Items from a dataset:
☆ ☆ ☆ ☆ ☆ ☆ ☆

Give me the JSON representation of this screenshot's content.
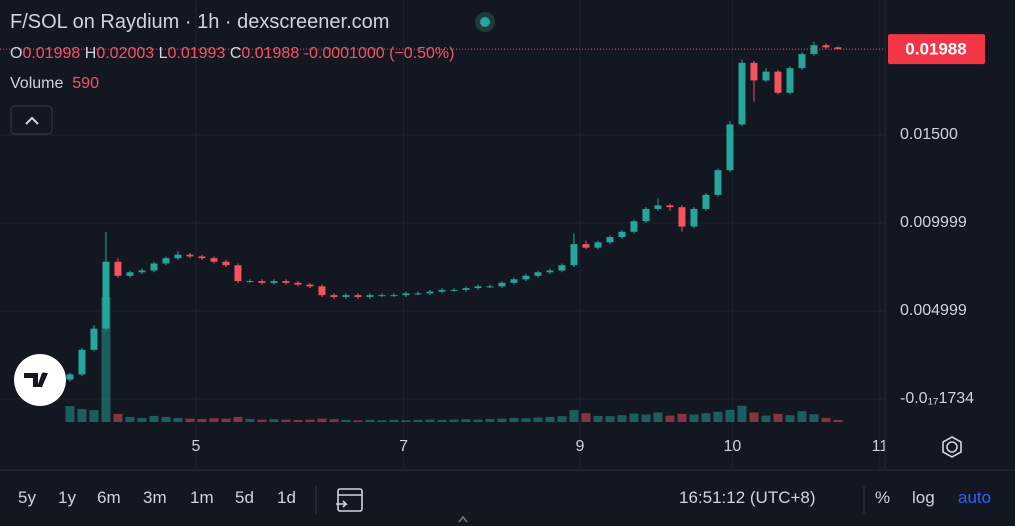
{
  "chart_data": {
    "type": "candlestick",
    "title": "F/SOL on Raydium · 1h · dexscreener.com",
    "ohlc_letters": [
      "O",
      "H",
      "L",
      "C"
    ],
    "change": "-0.0001000 (−0.50%)",
    "volume_label": "Volume",
    "up_color": "#26a69a",
    "down_color": "#f7525f",
    "ylim": [
      -0.001477,
      0.02267
    ],
    "yticks": [
      {
        "value": 0.015,
        "label": "0.01500"
      },
      0.009999,
      0.004999,
      {
        "value": -1.734e-18,
        "label": "-0.0₁₇1734"
      }
    ],
    "xlim": [
      -5.83,
      67.92
    ],
    "xticks": [
      {
        "value": 10.5,
        "label": "5"
      },
      {
        "value": 27.8,
        "label": "7"
      },
      {
        "value": 42.5,
        "label": "9"
      },
      {
        "value": 55.2,
        "label": "10"
      },
      {
        "value": 67.5,
        "label": "11"
      }
    ],
    "grid": true,
    "series": [
      {
        "name": "Price",
        "open": [
          0.0011,
          0.0014,
          0.0028,
          0.004,
          0.0078,
          0.007,
          0.0072,
          0.0073,
          0.0077,
          0.008,
          0.0082,
          0.0081,
          0.008,
          0.0078,
          0.0076,
          0.0067,
          0.0067,
          0.0066,
          0.0067,
          0.0066,
          0.0065,
          0.0064,
          0.0059,
          0.0058,
          0.0059,
          0.0058,
          0.0059,
          0.0059,
          0.0059,
          0.006,
          0.006,
          0.0061,
          0.0062,
          0.0062,
          0.0063,
          0.0064,
          0.0064,
          0.0066,
          0.0068,
          0.007,
          0.0072,
          0.0073,
          0.0076,
          0.0088,
          0.0086,
          0.0089,
          0.0092,
          0.0095,
          0.0101,
          0.0108,
          0.011,
          0.0109,
          0.0098,
          0.0108,
          0.0116,
          0.013,
          0.0156,
          0.0191,
          0.0181,
          0.0186,
          0.0174,
          0.0188,
          0.0196,
          0.0201,
          0.01998
        ],
        "high": [
          0.0015,
          0.0029,
          0.0042,
          0.0095,
          0.008,
          0.0073,
          0.0074,
          0.0078,
          0.0081,
          0.0084,
          0.0083,
          0.0082,
          0.0081,
          0.0079,
          0.0077,
          0.0068,
          0.0068,
          0.0068,
          0.0068,
          0.0067,
          0.0066,
          0.0065,
          0.006,
          0.006,
          0.006,
          0.006,
          0.006,
          0.006,
          0.0061,
          0.0061,
          0.0062,
          0.0063,
          0.0063,
          0.0064,
          0.0065,
          0.0065,
          0.0067,
          0.0069,
          0.0071,
          0.0073,
          0.0074,
          0.0077,
          0.0094,
          0.009,
          0.009,
          0.0093,
          0.0096,
          0.0102,
          0.0109,
          0.0114,
          0.0111,
          0.011,
          0.0109,
          0.0117,
          0.0131,
          0.0158,
          0.0193,
          0.0192,
          0.0188,
          0.0187,
          0.0189,
          0.0197,
          0.0203,
          0.0202,
          0.02003
        ],
        "low": [
          0.001,
          0.0013,
          0.0027,
          0.0039,
          0.0069,
          0.0069,
          0.0071,
          0.0072,
          0.0076,
          0.0079,
          0.008,
          0.0079,
          0.0077,
          0.0075,
          0.0066,
          0.0066,
          0.0065,
          0.0065,
          0.0065,
          0.0064,
          0.0063,
          0.0058,
          0.0057,
          0.0057,
          0.0057,
          0.0057,
          0.0058,
          0.0058,
          0.0058,
          0.0059,
          0.0059,
          0.006,
          0.0061,
          0.0061,
          0.0062,
          0.0063,
          0.0063,
          0.0065,
          0.0067,
          0.0069,
          0.0071,
          0.0072,
          0.0075,
          0.0085,
          0.0085,
          0.0088,
          0.0091,
          0.0094,
          0.01,
          0.0107,
          0.0107,
          0.0095,
          0.0097,
          0.0107,
          0.0115,
          0.0129,
          0.0155,
          0.0169,
          0.018,
          0.0173,
          0.0173,
          0.0187,
          0.0195,
          0.0199,
          0.01993
        ],
        "close": [
          0.0014,
          0.0028,
          0.004,
          0.0078,
          0.007,
          0.0072,
          0.0073,
          0.0077,
          0.008,
          0.0082,
          0.0081,
          0.008,
          0.0078,
          0.0076,
          0.0067,
          0.0067,
          0.0066,
          0.0067,
          0.0066,
          0.0065,
          0.0064,
          0.0059,
          0.0058,
          0.0059,
          0.0058,
          0.0059,
          0.0059,
          0.0059,
          0.006,
          0.006,
          0.0061,
          0.0062,
          0.0062,
          0.0063,
          0.0064,
          0.0064,
          0.0066,
          0.0068,
          0.007,
          0.0072,
          0.0073,
          0.0076,
          0.0088,
          0.0086,
          0.0089,
          0.0092,
          0.0095,
          0.0101,
          0.0108,
          0.011,
          0.0109,
          0.0098,
          0.0108,
          0.0116,
          0.013,
          0.0156,
          0.0191,
          0.0181,
          0.0186,
          0.0174,
          0.0188,
          0.0196,
          0.0201,
          0.01998,
          0.01988
        ]
      },
      {
        "name": "Volume",
        "values": [
          4700,
          3800,
          3500,
          36900,
          2400,
          1500,
          1200,
          1800,
          1500,
          1200,
          1000,
          900,
          1100,
          1000,
          1500,
          900,
          700,
          800,
          700,
          600,
          700,
          1000,
          800,
          600,
          500,
          600,
          500,
          600,
          500,
          600,
          700,
          600,
          700,
          800,
          700,
          900,
          1000,
          1200,
          1100,
          1300,
          1500,
          1700,
          3500,
          2600,
          1800,
          1700,
          2000,
          2500,
          2200,
          2800,
          1900,
          2400,
          2200,
          2600,
          3000,
          3600,
          4800,
          2800,
          1900,
          2400,
          2000,
          3200,
          2300,
          1200,
          590
        ]
      }
    ]
  },
  "toolbar": {
    "ranges": [
      "5y",
      "1y",
      "6m",
      "3m",
      "1m",
      "5d",
      "1d"
    ],
    "time": "16:51:12 (UTC+8)",
    "percent": "%",
    "log": "log",
    "auto": "auto"
  }
}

☆ ☆ ☆ ☆ ☆ ☆ ☆

● **Brief**:
Copy all the entries word for word. Omit any pictures.

● **Answer to this task**:
Give me the JSON representation of this screenshot's content.
{
  "chart_data": {
    "type": "candlestick",
    "title": "F/SOL on Raydium · 1h · dexscreener.com",
    "ohlc_letters": [
      "O",
      "H",
      "L",
      "C"
    ],
    "change": "-0.0001000 (−0.50%)",
    "volume_label": "Volume",
    "up_color": "#26a69a",
    "down_color": "#f7525f",
    "ylim": [
      -0.001477,
      0.02267
    ],
    "yticks": [
      {
        "value": 0.015,
        "label": "0.01500"
      },
      0.009999,
      0.004999,
      {
        "value": -1.734e-18,
        "label": "-0.0₁₇1734"
      }
    ],
    "xlim": [
      -5.83,
      67.92
    ],
    "xticks": [
      {
        "value": 10.5,
        "label": "5"
      },
      {
        "value": 27.8,
        "label": "7"
      },
      {
        "value": 42.5,
        "label": "9"
      },
      {
        "value": 55.2,
        "label": "10"
      },
      {
        "value": 67.5,
        "label": "11"
      }
    ],
    "grid": true,
    "series": [
      {
        "name": "Price",
        "open": [
          0.0011,
          0.0014,
          0.0028,
          0.004,
          0.0078,
          0.007,
          0.0072,
          0.0073,
          0.0077,
          0.008,
          0.0082,
          0.0081,
          0.008,
          0.0078,
          0.0076,
          0.0067,
          0.0067,
          0.0066,
          0.0067,
          0.0066,
          0.0065,
          0.0064,
          0.0059,
          0.0058,
          0.0059,
          0.0058,
          0.0059,
          0.0059,
          0.0059,
          0.006,
          0.006,
          0.0061,
          0.0062,
          0.0062,
          0.0063,
          0.0064,
          0.0064,
          0.0066,
          0.0068,
          0.007,
          0.0072,
          0.0073,
          0.0076,
          0.0088,
          0.0086,
          0.0089,
          0.0092,
          0.0095,
          0.0101,
          0.0108,
          0.011,
          0.0109,
          0.0098,
          0.0108,
          0.0116,
          0.013,
          0.0156,
          0.0191,
          0.0181,
          0.0186,
          0.0174,
          0.0188,
          0.0196,
          0.0201,
          0.01998
        ],
        "high": [
          0.0015,
          0.0029,
          0.0042,
          0.0095,
          0.008,
          0.0073,
          0.0074,
          0.0078,
          0.0081,
          0.0084,
          0.0083,
          0.0082,
          0.0081,
          0.0079,
          0.0077,
          0.0068,
          0.0068,
          0.0068,
          0.0068,
          0.0067,
          0.0066,
          0.0065,
          0.006,
          0.006,
          0.006,
          0.006,
          0.006,
          0.006,
          0.0061,
          0.0061,
          0.0062,
          0.0063,
          0.0063,
          0.0064,
          0.0065,
          0.0065,
          0.0067,
          0.0069,
          0.0071,
          0.0073,
          0.0074,
          0.0077,
          0.0094,
          0.009,
          0.009,
          0.0093,
          0.0096,
          0.0102,
          0.0109,
          0.0114,
          0.0111,
          0.011,
          0.0109,
          0.0117,
          0.0131,
          0.0158,
          0.0193,
          0.0192,
          0.0188,
          0.0187,
          0.0189,
          0.0197,
          0.0203,
          0.0202,
          0.02003
        ],
        "low": [
          0.001,
          0.0013,
          0.0027,
          0.0039,
          0.0069,
          0.0069,
          0.0071,
          0.0072,
          0.0076,
          0.0079,
          0.008,
          0.0079,
          0.0077,
          0.0075,
          0.0066,
          0.0066,
          0.0065,
          0.0065,
          0.0065,
          0.0064,
          0.0063,
          0.0058,
          0.0057,
          0.0057,
          0.0057,
          0.0057,
          0.0058,
          0.0058,
          0.0058,
          0.0059,
          0.0059,
          0.006,
          0.0061,
          0.0061,
          0.0062,
          0.0063,
          0.0063,
          0.0065,
          0.0067,
          0.0069,
          0.0071,
          0.0072,
          0.0075,
          0.0085,
          0.0085,
          0.0088,
          0.0091,
          0.0094,
          0.01,
          0.0107,
          0.0107,
          0.0095,
          0.0097,
          0.0107,
          0.0115,
          0.0129,
          0.0155,
          0.0169,
          0.018,
          0.0173,
          0.0173,
          0.0187,
          0.0195,
          0.0199,
          0.01993
        ],
        "close": [
          0.0014,
          0.0028,
          0.004,
          0.0078,
          0.007,
          0.0072,
          0.0073,
          0.0077,
          0.008,
          0.0082,
          0.0081,
          0.008,
          0.0078,
          0.0076,
          0.0067,
          0.0067,
          0.0066,
          0.0067,
          0.0066,
          0.0065,
          0.0064,
          0.0059,
          0.0058,
          0.0059,
          0.0058,
          0.0059,
          0.0059,
          0.0059,
          0.006,
          0.006,
          0.0061,
          0.0062,
          0.0062,
          0.0063,
          0.0064,
          0.0064,
          0.0066,
          0.0068,
          0.007,
          0.0072,
          0.0073,
          0.0076,
          0.0088,
          0.0086,
          0.0089,
          0.0092,
          0.0095,
          0.0101,
          0.0108,
          0.011,
          0.0109,
          0.0098,
          0.0108,
          0.0116,
          0.013,
          0.0156,
          0.0191,
          0.0181,
          0.0186,
          0.0174,
          0.0188,
          0.0196,
          0.0201,
          0.01998,
          0.01988
        ]
      },
      {
        "name": "Volume",
        "values": [
          4700,
          3800,
          3500,
          36900,
          2400,
          1500,
          1200,
          1800,
          1500,
          1200,
          1000,
          900,
          1100,
          1000,
          1500,
          900,
          700,
          800,
          700,
          600,
          700,
          1000,
          800,
          600,
          500,
          600,
          500,
          600,
          500,
          600,
          700,
          600,
          700,
          800,
          700,
          900,
          1000,
          1200,
          1100,
          1300,
          1500,
          1700,
          3500,
          2600,
          1800,
          1700,
          2000,
          2500,
          2200,
          2800,
          1900,
          2400,
          2200,
          2600,
          3000,
          3600,
          4800,
          2800,
          1900,
          2400,
          2000,
          3200,
          2300,
          1200,
          590
        ]
      }
    ]
  },
  "toolbar": {
    "ranges": [
      "5y",
      "1y",
      "6m",
      "3m",
      "1m",
      "5d",
      "1d"
    ],
    "time": "16:51:12 (UTC+8)",
    "percent": "%",
    "log": "log",
    "auto": "auto"
  }
}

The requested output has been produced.